== Raw data ==
■ ■ ■

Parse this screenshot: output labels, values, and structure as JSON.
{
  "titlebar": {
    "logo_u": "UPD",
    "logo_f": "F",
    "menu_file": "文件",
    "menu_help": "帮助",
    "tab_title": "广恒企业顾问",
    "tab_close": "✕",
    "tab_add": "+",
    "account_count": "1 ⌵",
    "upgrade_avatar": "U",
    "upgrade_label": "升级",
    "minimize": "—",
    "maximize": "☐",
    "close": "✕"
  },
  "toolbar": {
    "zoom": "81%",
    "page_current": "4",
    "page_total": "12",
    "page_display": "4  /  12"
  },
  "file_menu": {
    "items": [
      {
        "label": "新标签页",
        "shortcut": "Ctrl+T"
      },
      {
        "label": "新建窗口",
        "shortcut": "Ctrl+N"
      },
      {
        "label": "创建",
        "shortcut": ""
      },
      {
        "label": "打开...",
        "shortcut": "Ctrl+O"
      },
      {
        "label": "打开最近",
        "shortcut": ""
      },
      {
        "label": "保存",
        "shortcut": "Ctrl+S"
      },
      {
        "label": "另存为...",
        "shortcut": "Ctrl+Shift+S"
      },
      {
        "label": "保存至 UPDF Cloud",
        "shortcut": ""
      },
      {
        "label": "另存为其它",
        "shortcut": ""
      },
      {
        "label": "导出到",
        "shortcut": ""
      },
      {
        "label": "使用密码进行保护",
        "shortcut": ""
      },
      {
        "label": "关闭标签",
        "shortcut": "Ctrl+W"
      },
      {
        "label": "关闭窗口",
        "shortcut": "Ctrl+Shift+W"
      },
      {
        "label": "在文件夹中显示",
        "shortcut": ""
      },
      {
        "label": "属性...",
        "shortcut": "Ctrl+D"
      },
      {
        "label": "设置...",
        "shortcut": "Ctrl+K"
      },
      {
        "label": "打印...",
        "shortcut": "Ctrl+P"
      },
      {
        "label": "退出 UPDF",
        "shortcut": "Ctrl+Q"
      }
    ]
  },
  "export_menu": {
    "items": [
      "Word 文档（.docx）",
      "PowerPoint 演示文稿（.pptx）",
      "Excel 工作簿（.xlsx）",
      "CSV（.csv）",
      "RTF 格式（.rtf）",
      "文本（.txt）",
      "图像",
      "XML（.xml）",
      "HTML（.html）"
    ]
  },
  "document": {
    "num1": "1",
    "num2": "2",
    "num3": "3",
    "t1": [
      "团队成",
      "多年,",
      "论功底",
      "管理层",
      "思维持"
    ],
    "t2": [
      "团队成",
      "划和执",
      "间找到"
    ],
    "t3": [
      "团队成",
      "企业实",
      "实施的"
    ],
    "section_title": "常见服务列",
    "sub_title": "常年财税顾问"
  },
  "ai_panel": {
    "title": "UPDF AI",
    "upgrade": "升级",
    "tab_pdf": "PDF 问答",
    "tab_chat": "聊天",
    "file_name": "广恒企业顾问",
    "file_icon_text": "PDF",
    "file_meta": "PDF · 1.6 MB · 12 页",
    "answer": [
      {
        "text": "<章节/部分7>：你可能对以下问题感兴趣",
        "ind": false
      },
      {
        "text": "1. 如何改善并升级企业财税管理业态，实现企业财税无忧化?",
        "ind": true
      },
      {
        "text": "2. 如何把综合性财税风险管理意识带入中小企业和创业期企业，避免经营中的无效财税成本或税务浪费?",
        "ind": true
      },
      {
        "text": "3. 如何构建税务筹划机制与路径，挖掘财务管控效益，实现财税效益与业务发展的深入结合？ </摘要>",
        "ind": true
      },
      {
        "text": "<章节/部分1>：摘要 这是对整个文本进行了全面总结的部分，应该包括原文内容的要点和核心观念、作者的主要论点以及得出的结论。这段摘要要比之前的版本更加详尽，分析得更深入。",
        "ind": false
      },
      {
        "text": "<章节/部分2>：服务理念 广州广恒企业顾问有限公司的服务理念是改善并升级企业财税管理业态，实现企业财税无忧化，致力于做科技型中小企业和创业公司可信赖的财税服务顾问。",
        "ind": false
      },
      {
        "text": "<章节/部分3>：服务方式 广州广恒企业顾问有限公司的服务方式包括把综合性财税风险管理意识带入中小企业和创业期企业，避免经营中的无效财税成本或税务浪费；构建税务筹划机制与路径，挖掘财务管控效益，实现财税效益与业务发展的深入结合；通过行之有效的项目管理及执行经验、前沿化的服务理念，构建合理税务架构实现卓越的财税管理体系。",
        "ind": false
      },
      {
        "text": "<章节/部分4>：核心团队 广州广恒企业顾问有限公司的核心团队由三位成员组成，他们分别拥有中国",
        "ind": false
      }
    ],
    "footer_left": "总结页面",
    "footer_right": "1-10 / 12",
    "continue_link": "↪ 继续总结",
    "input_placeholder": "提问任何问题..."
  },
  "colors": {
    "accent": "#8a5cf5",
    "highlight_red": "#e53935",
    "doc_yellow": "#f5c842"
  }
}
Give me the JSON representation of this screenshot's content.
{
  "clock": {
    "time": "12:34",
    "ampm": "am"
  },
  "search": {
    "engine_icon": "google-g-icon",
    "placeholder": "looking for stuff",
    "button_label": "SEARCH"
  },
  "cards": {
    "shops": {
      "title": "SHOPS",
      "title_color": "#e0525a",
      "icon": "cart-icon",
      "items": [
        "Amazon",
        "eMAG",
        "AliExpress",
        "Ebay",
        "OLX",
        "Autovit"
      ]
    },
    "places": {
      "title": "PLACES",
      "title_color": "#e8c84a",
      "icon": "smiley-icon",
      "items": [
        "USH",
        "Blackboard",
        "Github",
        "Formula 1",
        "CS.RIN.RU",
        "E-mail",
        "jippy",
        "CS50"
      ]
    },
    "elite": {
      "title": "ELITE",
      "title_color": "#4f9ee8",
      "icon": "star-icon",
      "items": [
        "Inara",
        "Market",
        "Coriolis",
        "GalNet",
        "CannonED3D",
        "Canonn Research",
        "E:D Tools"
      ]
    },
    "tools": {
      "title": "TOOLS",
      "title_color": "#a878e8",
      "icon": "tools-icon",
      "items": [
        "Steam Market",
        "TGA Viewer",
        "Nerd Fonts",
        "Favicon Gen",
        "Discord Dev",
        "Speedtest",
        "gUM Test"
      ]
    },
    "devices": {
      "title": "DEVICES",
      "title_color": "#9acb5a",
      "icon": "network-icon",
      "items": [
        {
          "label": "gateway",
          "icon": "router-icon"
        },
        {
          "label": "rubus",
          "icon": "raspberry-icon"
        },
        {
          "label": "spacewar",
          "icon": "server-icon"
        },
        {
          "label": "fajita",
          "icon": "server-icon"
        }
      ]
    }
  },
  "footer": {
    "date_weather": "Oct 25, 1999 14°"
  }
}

■ ■ ■

== What is being asked ==
Set all of the records down again, exactly as they stand.

== Response ==
Parse this screenshot: output labels, values, and structure as JSON.
{
  "titlebar": {
    "logo_u": "UPD",
    "logo_f": "F",
    "menu_file": "文件",
    "menu_help": "帮助",
    "tab_title": "广恒企业顾问",
    "tab_close": "✕",
    "tab_add": "+",
    "account_count": "1 ⌵",
    "upgrade_avatar": "U",
    "upgrade_label": "升级",
    "minimize": "—",
    "maximize": "☐",
    "close": "✕"
  },
  "toolbar": {
    "zoom": "81%",
    "page_current": "4",
    "page_total": "12",
    "page_display": "4  /  12"
  },
  "file_menu": {
    "items": [
      {
        "label": "新标签页",
        "shortcut": "Ctrl+T"
      },
      {
        "label": "新建窗口",
        "shortcut": "Ctrl+N"
      },
      {
        "label": "创建",
        "shortcut": ""
      },
      {
        "label": "打开...",
        "shortcut": "Ctrl+O"
      },
      {
        "label": "打开最近",
        "shortcut": ""
      },
      {
        "label": "保存",
        "shortcut": "Ctrl+S"
      },
      {
        "label": "另存为...",
        "shortcut": "Ctrl+Shift+S"
      },
      {
        "label": "保存至 UPDF Cloud",
        "shortcut": ""
      },
      {
        "label": "另存为其它",
        "shortcut": ""
      },
      {
        "label": "导出到",
        "shortcut": ""
      },
      {
        "label": "使用密码进行保护",
        "shortcut": ""
      },
      {
        "label": "关闭标签",
        "shortcut": "Ctrl+W"
      },
      {
        "label": "关闭窗口",
        "shortcut": "Ctrl+Shift+W"
      },
      {
        "label": "在文件夹中显示",
        "shortcut": ""
      },
      {
        "label": "属性...",
        "shortcut": "Ctrl+D"
      },
      {
        "label": "设置...",
        "shortcut": "Ctrl+K"
      },
      {
        "label": "打印...",
        "shortcut": "Ctrl+P"
      },
      {
        "label": "退出 UPDF",
        "shortcut": "Ctrl+Q"
      }
    ]
  },
  "export_menu": {
    "items": [
      "Word 文档（.docx）",
      "PowerPoint 演示文稿（.pptx）",
      "Excel 工作簿（.xlsx）",
      "CSV（.csv）",
      "RTF 格式（.rtf）",
      "文本（.txt）",
      "图像",
      "XML（.xml）",
      "HTML（.html）"
    ]
  },
  "document": {
    "num1": "1",
    "num2": "2",
    "num3": "3",
    "t1": [
      "团队成",
      "多年,",
      "论功底",
      "管理层",
      "思维持"
    ],
    "t2": [
      "团队成",
      "划和执",
      "间找到"
    ],
    "t3": [
      "团队成",
      "企业实",
      "实施的"
    ],
    "section_title": "常见服务列",
    "sub_title": "常年财税顾问"
  },
  "ai_panel": {
    "title": "UPDF AI",
    "upgrade": "升级",
    "tab_pdf": "PDF 问答",
    "tab_chat": "聊天",
    "file_name": "广恒企业顾问",
    "file_icon_text": "PDF",
    "file_meta": "PDF · 1.6 MB · 12 页",
    "answer": [
      {
        "text": "<章节/部分7>：你可能对以下问题感兴趣",
        "ind": false
      },
      {
        "text": "1. 如何改善并升级企业财税管理业态，实现企业财税无忧化?",
        "ind": true
      },
      {
        "text": "2. 如何把综合性财税风险管理意识带入中小企业和创业期企业，避免经营中的无效财税成本或税务浪费?",
        "ind": true
      },
      {
        "text": "3. 如何构建税务筹划机制与路径，挖掘财务管控效益，实现财税效益与业务发展的深入结合？ </摘要>",
        "ind": true
      },
      {
        "text": "<章节/部分1>：摘要 这是对整个文本进行了全面总结的部分，应该包括原文内容的要点和核心观念、作者的主要论点以及得出的结论。这段摘要要比之前的版本更加详尽，分析得更深入。",
        "ind": false
      },
      {
        "text": "<章节/部分2>：服务理念 广州广恒企业顾问有限公司的服务理念是改善并升级企业财税管理业态，实现企业财税无忧化，致力于做科技型中小企业和创业公司可信赖的财税服务顾问。",
        "ind": false
      },
      {
        "text": "<章节/部分3>：服务方式 广州广恒企业顾问有限公司的服务方式包括把综合性财税风险管理意识带入中小企业和创业期企业，避免经营中的无效财税成本或税务浪费；构建税务筹划机制与路径，挖掘财务管控效益，实现财税效益与业务发展的深入结合；通过行之有效的项目管理及执行经验、前沿化的服务理念，构建合理税务架构实现卓越的财税管理体系。",
        "ind": false
      },
      {
        "text": "<章节/部分4>：核心团队 广州广恒企业顾问有限公司的核心团队由三位成员组成，他们分别拥有中国",
        "ind": false
      }
    ],
    "footer_left": "总结页面",
    "footer_right": "1-10 / 12",
    "continue_link": "↪ 继续总结",
    "input_placeholder": "提问任何问题..."
  },
  "colors": {
    "accent": "#8a5cf5",
    "highlight_red": "#e53935",
    "doc_yellow": "#f5c842"
  }
}
Give me the JSON representation of this screenshot's content.
{
  "clock": {
    "time": "12:34",
    "ampm": "am"
  },
  "search": {
    "engine_icon": "google-g-icon",
    "placeholder": "looking for stuff",
    "button_label": "SEARCH"
  },
  "cards": {
    "shops": {
      "title": "SHOPS",
      "title_color": "#e0525a",
      "icon": "cart-icon",
      "items": [
        "Amazon",
        "eMAG",
        "AliExpress",
        "Ebay",
        "OLX",
        "Autovit"
      ]
    },
    "places": {
      "title": "PLACES",
      "title_color": "#e8c84a",
      "icon": "smiley-icon",
      "items": [
        "USH",
        "Blackboard",
        "Github",
        "Formula 1",
        "CS.RIN.RU",
        "E-mail",
        "jippy",
        "CS50"
      ]
    },
    "elite": {
      "title": "ELITE",
      "title_color": "#4f9ee8",
      "icon": "star-icon",
      "items": [
        "Inara",
        "Market",
        "Coriolis",
        "GalNet",
        "CannonED3D",
        "Canonn Research",
        "E:D Tools"
      ]
    },
    "tools": {
      "title": "TOOLS",
      "title_color": "#a878e8",
      "icon": "tools-icon",
      "items": [
        "Steam Market",
        "TGA Viewer",
        "Nerd Fonts",
        "Favicon Gen",
        "Discord Dev",
        "Speedtest",
        "gUM Test"
      ]
    },
    "devices": {
      "title": "DEVICES",
      "title_color": "#9acb5a",
      "icon": "network-icon",
      "items": [
        {
          "label": "gateway",
          "icon": "router-icon"
        },
        {
          "label": "rubus",
          "icon": "raspberry-icon"
        },
        {
          "label": "spacewar",
          "icon": "server-icon"
        },
        {
          "label": "fajita",
          "icon": "server-icon"
        }
      ]
    }
  },
  "footer": {
    "date_weather": "Oct 25, 1999 14°"
  }
}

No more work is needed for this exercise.